--- INFORMATION PROVIDED ---

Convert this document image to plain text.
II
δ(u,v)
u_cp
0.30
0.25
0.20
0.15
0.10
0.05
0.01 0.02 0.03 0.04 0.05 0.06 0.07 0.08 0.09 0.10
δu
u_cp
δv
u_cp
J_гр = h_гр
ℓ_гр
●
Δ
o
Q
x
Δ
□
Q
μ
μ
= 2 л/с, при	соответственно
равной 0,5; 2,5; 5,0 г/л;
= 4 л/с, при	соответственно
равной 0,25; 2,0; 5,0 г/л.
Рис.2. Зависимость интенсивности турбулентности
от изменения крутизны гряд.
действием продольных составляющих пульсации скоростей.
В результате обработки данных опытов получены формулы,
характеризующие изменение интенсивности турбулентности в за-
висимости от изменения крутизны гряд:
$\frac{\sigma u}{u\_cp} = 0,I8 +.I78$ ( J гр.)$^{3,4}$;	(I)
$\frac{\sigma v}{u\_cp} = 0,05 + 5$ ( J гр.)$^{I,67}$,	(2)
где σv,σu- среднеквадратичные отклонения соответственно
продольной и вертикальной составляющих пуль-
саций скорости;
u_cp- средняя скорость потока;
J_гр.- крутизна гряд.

---

### PROBLEM REQUIREMENTS
From the listing above, return each line with the word "sigma".

### EXERCISE OUTPUT
$\frac{\sigma u}{u\_cp} = 0,I8 +.I78$ ( J гр.)$^{3,4}$;	(I)
$\frac{\sigma v}{u\_cp} = 0,05 + 5$ ( J гр.)$^{I,67}$,	(2)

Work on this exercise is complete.